Task details:
Retype the listing that follows, exactly as written.

Material for this exercise:
|---|
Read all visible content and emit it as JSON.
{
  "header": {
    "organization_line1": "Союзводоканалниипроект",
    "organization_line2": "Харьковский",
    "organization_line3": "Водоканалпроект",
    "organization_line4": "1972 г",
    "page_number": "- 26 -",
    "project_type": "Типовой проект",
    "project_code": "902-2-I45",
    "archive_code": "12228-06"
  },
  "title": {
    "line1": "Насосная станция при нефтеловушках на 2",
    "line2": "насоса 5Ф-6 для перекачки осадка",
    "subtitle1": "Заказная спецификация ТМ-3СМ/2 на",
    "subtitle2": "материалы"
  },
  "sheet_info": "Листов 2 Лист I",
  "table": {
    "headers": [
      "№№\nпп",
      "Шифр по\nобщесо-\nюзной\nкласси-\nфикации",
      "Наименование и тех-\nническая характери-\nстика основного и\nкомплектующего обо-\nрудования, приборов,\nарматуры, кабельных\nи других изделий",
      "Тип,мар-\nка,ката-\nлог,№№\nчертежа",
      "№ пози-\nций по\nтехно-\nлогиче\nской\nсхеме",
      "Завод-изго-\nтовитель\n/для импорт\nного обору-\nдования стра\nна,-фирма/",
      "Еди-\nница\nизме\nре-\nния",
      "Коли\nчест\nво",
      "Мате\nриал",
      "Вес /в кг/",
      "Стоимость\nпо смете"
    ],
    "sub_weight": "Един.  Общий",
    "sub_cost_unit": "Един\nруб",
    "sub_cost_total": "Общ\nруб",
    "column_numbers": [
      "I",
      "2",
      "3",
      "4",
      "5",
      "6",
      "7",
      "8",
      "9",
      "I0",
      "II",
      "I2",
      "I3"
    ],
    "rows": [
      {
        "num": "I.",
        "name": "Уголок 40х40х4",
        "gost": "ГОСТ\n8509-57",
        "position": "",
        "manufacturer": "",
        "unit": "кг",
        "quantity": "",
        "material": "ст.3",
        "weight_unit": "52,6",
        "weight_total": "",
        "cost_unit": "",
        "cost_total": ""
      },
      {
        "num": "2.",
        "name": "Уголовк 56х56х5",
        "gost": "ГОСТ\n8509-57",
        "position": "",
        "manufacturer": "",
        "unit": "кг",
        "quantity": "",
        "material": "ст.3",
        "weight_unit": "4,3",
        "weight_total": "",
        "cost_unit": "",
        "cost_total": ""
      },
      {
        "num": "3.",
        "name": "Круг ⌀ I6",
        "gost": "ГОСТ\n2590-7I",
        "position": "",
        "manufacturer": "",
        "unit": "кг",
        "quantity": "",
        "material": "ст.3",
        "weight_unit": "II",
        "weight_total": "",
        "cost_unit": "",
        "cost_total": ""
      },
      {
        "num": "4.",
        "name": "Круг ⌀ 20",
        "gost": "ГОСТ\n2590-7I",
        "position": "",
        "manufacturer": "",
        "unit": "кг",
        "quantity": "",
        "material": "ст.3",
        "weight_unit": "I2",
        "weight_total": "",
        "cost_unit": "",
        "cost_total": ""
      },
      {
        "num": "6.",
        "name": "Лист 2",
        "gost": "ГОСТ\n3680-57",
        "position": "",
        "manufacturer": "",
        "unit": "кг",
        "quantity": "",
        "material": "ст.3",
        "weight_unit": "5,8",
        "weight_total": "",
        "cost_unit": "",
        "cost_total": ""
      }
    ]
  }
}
|---|
Complete output:
Read all visible content and emit it as JSON.
{
  "header": {
    "organization_line1": "Союзводоканалниипроект",
    "organization_line2": "Харьковский",
    "organization_line3": "Водоканалпроект",
    "organization_line4": "1972 г",
    "page_number": "- 26 -",
    "project_type": "Типовой проект",
    "project_code": "902-2-I45",
    "archive_code": "12228-06"
  },
  "title": {
    "line1": "Насосная станция при нефтеловушках на 2",
    "line2": "насоса 5Ф-6 для перекачки осадка",
    "subtitle1": "Заказная спецификация ТМ-3СМ/2 на",
    "subtitle2": "материалы"
  },
  "sheet_info": "Листов 2 Лист I",
  "table": {
    "headers": [
      "№№\nпп",
      "Шифр по\nобщесо-\nюзной\nкласси-\nфикации",
      "Наименование и тех-\nническая характери-\nстика основного и\nкомплектующего обо-\nрудования, приборов,\nарматуры, кабельных\nи других изделий",
      "Тип,мар-\nка,ката-\nлог,№№\nчертежа",
      "№ пози-\nций по\nтехно-\nлогиче\nской\nсхеме",
      "Завод-изго-\nтовитель\n/для импорт\nного обору-\nдования стра\nна,-фирма/",
      "Еди-\nница\nизме\nре-\nния",
      "Коли\nчест\nво",
      "Мате\nриал",
      "Вес /в кг/",
      "Стоимость\nпо смете"
    ],
    "sub_weight": "Един.  Общий",
    "sub_cost_unit": "Един\nруб",
    "sub_cost_total": "Общ\nруб",
    "column_numbers": [
      "I",
      "2",
      "3",
      "4",
      "5",
      "6",
      "7",
      "8",
      "9",
      "I0",
      "II",
      "I2",
      "I3"
    ],
    "rows": [
      {
        "num": "I.",
        "name": "Уголок 40х40х4",
        "gost": "ГОСТ\n8509-57",
        "position": "",
        "manufacturer": "",
        "unit": "кг",
        "quantity": "",
        "material": "ст.3",
        "weight_unit": "52,6",
        "weight_total": "",
        "cost_unit": "",
        "cost_total": ""
      },
      {
        "num": "2.",
        "name": "Уголовк 56х56х5",
        "gost": "ГОСТ\n8509-57",
        "position": "",
        "manufacturer": "",
        "unit": "кг",
        "quantity": "",
        "material": "ст.3",
        "weight_unit": "4,3",
        "weight_total": "",
        "cost_unit": "",
        "cost_total": ""
      },
      {
        "num": "3.",
        "name": "Круг ⌀ I6",
        "gost": "ГОСТ\n2590-7I",
        "position": "",
        "manufacturer": "",
        "unit": "кг",
        "quantity": "",
        "material": "ст.3",
        "weight_unit": "II",
        "weight_total": "",
        "cost_unit": "",
        "cost_total": ""
      },
      {
        "num": "4.",
        "name": "Круг ⌀ 20",
        "gost": "ГОСТ\n2590-7I",
        "position": "",
        "manufacturer": "",
        "unit": "кг",
        "quantity": "",
        "material": "ст.3",
        "weight_unit": "I2",
        "weight_total": "",
        "cost_unit": "",
        "cost_total": ""
      },
      {
        "num": "6.",
        "name": "Лист 2",
        "gost": "ГОСТ\n3680-57",
        "position": "",
        "manufacturer": "",
        "unit": "кг",
        "quantity": "",
        "material": "ст.3",
        "weight_unit": "5,8",
        "weight_total": "",
        "cost_unit": "",
        "cost_total": ""
      }
    ]
  }
}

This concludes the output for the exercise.